* [Request 1] Write out the passage of the patch discussion from "2022-04-29 Thread Guilherme" to "already disabled interrupts." word for word.

* [Selected excerpt]
Re: [PATCH 02/30] ARM: kexec: Disable IRQs/FIQs also on crash CPUs shutdown path

2022-04-29 Thread Guilherme G. Piccoli
On 29/04/2022 18:45, Russell King (Oracle) wrote:
> [...]
>> Marc, I did some investigation in the code (and tried/failed in the ARM
>> documentation as well heh), but this is still not 100% clear for me.
>>
>> You're saying IPI calls disable IRQs/FIQs by default in the the target
>> CPUs? Where does it happen? I'm a bit confused if this a processor
>> mechanism, or it's in code.
> 
> When we taken an IRQ, IRQs will be masked, FIQs will not. IPIs are
> themselves interrupts, so IRQs will be masked while the IPI is being
> processed. Therefore, there should be no need to re-disable the
> already disabled interrupts.
> 
>> But crash_smp_send_stop() is different, it seems to IPI the other CPUs
>> with the flag IPI_CALL_FUNC, which leads to calling
>> generic_smp_call_function_interrupt() - does it disable interrupts/FIQs
>> as well? I couldn't find it.
> 
> It's buried in the architecture behaviour. When the CPU takes an
> interrupt and jumps to the interrupt vector in the vectors page, it is
> architecturally defined that interrupts will be disabled. If they
> weren't architecturally disabled at this point, then as soon as the
> first instruction is processed (at the interrupt vector, likely a
> branch) the CPU would immediately take another jump to the interrupt
> vector, and this process would continue indefinitely, making interrupt
> handling utterly useless.
> 
> So, you won't find an explicit instruction in the code path from the
> vectors to the IPI handler that disables interrupts - because it's
> written into the architecture that this is what must happen.
> 
> IRQs are a lower priority than FIQs, so FIQs remain unmasked.
> 

Thanks a lot for the *great* explanation Russell, much appreciated.
So, this leads to the both following questions:

a) Shall we then change the patch to only disable FIQs, since it's panic
path and we don't want secondary CPUs getting interrupted, but only
spinning quietly "forever"?

b) How about cleaning ipi_cpu_stop() then, by dropping the call to
local_irq_disable() there, to avoid the double IRQ disabling?

Thanks,


Guilherme


Re: [PATCH 02/30] ARM: kexec: Disable IRQs/FIQs also on crash CPUs shutdown path

2022-04-29 Thread Marc Zyngier
On Fri, 29 Apr 2022 22:45:14 +0100,
"Russell King (Oracle)"  wrote:
> 
> On Fri, Apr 29, 2022 at 06:38:19PM -0300, Guilherme G. Piccoli wrote:
> > Thanks Marc and Michael for the review/discussion.
> > 
> > On 29/04/2022 15:20, Marc Zyngier wrote:
> > > [...]
> > 
> > > My expectations would be that, since we're getting here using an IPI,
> > > interrupts are already masked. So what reenabled them the first place?

* [Listing]
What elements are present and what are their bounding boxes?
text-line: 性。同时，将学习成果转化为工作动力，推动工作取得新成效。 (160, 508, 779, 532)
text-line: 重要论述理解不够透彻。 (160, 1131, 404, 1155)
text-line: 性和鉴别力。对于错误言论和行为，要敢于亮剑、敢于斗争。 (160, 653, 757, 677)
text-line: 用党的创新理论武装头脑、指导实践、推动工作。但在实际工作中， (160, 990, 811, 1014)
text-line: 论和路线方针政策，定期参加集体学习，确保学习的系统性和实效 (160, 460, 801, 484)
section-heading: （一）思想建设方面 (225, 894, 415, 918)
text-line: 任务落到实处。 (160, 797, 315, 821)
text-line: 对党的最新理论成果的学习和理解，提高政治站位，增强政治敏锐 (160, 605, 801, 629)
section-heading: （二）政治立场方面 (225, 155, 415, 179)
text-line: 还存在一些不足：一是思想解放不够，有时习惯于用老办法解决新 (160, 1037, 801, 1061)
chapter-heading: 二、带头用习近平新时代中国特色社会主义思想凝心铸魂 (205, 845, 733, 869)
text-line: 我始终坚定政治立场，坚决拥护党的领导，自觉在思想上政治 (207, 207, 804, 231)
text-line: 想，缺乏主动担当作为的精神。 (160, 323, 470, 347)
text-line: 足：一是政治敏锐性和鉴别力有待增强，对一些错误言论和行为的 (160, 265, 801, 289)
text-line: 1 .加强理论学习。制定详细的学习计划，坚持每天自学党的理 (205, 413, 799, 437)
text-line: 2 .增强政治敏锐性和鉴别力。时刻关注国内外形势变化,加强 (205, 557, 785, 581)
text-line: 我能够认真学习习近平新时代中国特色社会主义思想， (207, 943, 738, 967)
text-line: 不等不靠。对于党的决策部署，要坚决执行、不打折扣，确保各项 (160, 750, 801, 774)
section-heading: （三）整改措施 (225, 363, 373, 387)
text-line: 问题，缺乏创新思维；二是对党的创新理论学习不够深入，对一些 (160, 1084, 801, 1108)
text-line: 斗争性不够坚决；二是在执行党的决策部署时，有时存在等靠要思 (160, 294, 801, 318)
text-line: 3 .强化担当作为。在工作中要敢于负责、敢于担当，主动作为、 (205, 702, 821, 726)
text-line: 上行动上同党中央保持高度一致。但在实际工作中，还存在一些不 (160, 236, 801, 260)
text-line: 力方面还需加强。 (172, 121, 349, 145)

* [Request 2] Return the entries unchanged, from the first line through the line with "text-line: 我能够认真学习习近平新时代中国特色社会主义思想， (207, 943, 738, 967)".

* [Task result 1]
2022-04-29 Thread Guilherme G. Piccoli
On 29/04/2022 18:45, Russell King (Oracle) wrote:
> [...]
>> Marc, I did some investigation in the code (and tried/failed in the ARM
>> documentation as well heh), but this is still not 100% clear for me.
>>
>> You're saying IPI calls disable IRQs/FIQs by default in the the target
>> CPUs? Where does it happen? I'm a bit confused if this a processor
>> mechanism, or it's in code.
> 
> When we taken an IRQ, IRQs will be masked, FIQs will not. IPIs are
> themselves interrupts, so IRQs will be masked while the IPI is being
> processed. Therefore, there should be no need to re-disable the
> already disabled interrupts.

* [Task result 2]
What elements are present and what are their bounding boxes?
text-line: 性。同时，将学习成果转化为工作动力，推动工作取得新成效。 (160, 508, 779, 532)
text-line: 重要论述理解不够透彻。 (160, 1131, 404, 1155)
text-line: 性和鉴别力。对于错误言论和行为，要敢于亮剑、敢于斗争。 (160, 653, 757, 677)
text-line: 用党的创新理论武装头脑、指导实践、推动工作。但在实际工作中， (160, 990, 811, 1014)
text-line: 论和路线方针政策，定期参加集体学习，确保学习的系统性和实效 (160, 460, 801, 484)
section-heading: （一）思想建设方面 (225, 894, 415, 918)
text-line: 任务落到实处。 (160, 797, 315, 821)
text-line: 对党的最新理论成果的学习和理解，提高政治站位，增强政治敏锐 (160, 605, 801, 629)
section-heading: （二）政治立场方面 (225, 155, 415, 179)
text-line: 还存在一些不足：一是思想解放不够，有时习惯于用老办法解决新 (160, 1037, 801, 1061)
chapter-heading: 二、带头用习近平新时代中国特色社会主义思想凝心铸魂 (205, 845, 733, 869)
text-line: 我始终坚定政治立场，坚决拥护党的领导，自觉在思想上政治 (207, 207, 804, 231)
text-line: 想，缺乏主动担当作为的精神。 (160, 323, 470, 347)
text-line: 足：一是政治敏锐性和鉴别力有待增强，对一些错误言论和行为的 (160, 265, 801, 289)
text-line: 1 .加强理论学习。制定详细的学习计划，坚持每天自学党的理 (205, 413, 799, 437)
text-line: 2 .增强政治敏锐性和鉴别力。时刻关注国内外形势变化,加强 (205, 557, 785, 581)
text-line: 我能够认真学习习近平新时代中国特色社会主义思想， (207, 943, 738, 967)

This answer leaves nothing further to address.